### TASK INPUT ###

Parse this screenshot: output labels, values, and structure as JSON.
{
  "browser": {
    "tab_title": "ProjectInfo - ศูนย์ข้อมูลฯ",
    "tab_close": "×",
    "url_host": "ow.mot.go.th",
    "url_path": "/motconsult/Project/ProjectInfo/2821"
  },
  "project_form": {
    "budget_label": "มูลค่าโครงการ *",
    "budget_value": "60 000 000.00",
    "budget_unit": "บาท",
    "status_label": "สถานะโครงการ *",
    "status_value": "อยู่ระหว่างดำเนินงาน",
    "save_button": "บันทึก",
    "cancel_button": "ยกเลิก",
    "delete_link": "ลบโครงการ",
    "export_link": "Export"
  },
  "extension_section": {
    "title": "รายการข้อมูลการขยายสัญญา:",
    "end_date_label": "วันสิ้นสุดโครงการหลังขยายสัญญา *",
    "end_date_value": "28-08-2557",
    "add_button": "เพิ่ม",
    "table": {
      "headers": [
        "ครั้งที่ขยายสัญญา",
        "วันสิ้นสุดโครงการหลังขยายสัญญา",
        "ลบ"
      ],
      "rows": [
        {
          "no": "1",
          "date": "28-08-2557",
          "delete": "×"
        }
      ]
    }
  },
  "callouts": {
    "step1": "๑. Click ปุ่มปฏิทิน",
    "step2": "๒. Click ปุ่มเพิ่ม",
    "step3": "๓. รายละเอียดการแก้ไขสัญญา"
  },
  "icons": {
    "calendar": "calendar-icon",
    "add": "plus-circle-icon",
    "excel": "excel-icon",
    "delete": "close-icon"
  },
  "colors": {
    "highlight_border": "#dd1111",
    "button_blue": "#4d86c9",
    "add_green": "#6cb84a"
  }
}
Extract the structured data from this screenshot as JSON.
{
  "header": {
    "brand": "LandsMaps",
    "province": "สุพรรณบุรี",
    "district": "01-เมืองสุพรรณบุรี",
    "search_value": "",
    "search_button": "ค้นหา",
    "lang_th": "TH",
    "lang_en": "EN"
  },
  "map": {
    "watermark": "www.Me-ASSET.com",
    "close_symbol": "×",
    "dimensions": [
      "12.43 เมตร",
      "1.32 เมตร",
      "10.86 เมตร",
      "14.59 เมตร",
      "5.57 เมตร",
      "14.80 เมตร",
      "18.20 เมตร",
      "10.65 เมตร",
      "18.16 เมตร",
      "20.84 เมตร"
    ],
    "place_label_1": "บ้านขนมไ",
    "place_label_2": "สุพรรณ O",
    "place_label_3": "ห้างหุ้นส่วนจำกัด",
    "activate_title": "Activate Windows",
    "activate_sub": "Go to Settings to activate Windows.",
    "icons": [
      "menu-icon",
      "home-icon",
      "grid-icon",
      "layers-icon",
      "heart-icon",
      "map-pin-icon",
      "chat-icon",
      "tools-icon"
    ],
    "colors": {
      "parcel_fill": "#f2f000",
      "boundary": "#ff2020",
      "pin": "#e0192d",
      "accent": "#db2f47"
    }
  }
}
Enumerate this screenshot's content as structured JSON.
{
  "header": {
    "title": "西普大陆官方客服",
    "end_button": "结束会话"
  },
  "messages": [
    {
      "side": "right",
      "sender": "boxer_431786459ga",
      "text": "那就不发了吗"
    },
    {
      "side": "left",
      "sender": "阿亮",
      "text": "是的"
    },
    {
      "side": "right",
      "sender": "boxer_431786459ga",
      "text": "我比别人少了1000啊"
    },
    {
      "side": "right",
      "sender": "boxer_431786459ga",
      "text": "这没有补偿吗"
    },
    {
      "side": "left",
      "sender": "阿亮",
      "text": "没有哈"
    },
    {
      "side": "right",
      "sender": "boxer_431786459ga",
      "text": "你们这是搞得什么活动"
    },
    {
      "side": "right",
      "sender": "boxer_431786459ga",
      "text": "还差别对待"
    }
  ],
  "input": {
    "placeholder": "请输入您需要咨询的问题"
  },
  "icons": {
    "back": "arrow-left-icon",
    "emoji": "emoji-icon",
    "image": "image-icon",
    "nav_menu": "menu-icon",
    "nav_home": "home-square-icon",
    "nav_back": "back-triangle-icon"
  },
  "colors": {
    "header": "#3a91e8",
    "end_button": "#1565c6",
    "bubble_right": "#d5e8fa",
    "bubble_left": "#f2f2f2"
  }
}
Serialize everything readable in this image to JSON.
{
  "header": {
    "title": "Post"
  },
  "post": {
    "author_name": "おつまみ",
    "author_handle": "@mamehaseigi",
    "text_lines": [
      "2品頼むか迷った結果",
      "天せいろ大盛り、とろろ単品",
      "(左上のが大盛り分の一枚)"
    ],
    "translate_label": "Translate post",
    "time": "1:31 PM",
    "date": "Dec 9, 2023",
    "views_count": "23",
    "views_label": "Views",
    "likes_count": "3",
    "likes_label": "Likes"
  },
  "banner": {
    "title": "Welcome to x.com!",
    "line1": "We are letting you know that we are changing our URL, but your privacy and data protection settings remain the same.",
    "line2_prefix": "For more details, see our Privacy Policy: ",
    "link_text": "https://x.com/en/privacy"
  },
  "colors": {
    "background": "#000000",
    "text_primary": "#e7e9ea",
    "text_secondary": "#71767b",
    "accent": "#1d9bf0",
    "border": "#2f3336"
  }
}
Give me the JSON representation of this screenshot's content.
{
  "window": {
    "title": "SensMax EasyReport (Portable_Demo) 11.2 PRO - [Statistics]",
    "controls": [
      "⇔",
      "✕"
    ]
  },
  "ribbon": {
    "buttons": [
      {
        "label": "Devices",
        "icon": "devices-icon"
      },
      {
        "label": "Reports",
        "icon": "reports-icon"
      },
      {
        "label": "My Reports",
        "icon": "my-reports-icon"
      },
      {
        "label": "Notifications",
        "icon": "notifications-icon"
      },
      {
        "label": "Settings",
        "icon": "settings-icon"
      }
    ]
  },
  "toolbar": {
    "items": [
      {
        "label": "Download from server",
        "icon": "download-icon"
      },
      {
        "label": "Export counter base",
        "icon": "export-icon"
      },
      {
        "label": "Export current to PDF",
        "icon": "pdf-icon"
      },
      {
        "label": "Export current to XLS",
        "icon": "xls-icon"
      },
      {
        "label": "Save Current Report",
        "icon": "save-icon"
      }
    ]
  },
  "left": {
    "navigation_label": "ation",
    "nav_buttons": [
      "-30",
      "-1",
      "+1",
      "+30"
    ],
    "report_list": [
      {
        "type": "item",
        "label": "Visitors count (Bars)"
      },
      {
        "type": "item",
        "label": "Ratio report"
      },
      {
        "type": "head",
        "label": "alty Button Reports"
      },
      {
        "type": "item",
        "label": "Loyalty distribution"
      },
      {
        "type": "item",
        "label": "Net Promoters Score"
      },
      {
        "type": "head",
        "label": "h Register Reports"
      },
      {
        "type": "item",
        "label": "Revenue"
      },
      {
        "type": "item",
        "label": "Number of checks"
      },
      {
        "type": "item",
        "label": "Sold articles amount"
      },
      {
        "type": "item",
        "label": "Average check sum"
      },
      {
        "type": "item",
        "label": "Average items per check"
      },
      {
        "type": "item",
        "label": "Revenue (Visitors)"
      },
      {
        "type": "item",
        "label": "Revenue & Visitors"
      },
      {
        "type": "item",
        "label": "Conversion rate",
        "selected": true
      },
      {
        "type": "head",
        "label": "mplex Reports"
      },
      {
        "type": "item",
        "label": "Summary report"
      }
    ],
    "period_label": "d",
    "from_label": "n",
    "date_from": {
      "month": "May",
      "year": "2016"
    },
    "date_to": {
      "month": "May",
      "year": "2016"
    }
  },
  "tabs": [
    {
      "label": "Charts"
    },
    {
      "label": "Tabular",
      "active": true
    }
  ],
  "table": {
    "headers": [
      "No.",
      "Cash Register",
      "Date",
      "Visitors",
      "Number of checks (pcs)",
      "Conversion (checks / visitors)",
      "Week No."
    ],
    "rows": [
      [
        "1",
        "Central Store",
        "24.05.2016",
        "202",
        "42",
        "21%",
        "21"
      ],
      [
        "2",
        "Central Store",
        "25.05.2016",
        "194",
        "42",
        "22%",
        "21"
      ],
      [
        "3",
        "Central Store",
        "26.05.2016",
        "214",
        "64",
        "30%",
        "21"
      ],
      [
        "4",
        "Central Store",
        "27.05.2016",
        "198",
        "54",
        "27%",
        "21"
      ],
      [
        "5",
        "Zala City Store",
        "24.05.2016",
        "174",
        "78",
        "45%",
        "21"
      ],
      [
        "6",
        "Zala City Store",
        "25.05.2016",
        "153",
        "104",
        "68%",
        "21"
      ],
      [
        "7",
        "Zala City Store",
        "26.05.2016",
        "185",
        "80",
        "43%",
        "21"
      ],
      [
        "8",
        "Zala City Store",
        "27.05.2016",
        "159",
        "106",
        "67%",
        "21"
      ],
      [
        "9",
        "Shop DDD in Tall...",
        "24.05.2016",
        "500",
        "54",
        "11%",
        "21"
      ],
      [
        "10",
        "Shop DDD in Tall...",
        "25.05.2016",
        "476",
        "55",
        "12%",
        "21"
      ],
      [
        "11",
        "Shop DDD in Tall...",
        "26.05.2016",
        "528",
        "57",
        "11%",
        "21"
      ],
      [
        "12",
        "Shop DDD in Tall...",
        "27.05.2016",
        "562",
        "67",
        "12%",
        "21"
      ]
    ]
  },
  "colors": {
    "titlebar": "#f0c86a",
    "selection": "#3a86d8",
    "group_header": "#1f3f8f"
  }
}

###

YOUR INSTRUCTIONS
Only the number should be given: how many lines of the data contain the word "ดโครงการหล"?

TASK RESPONSE
2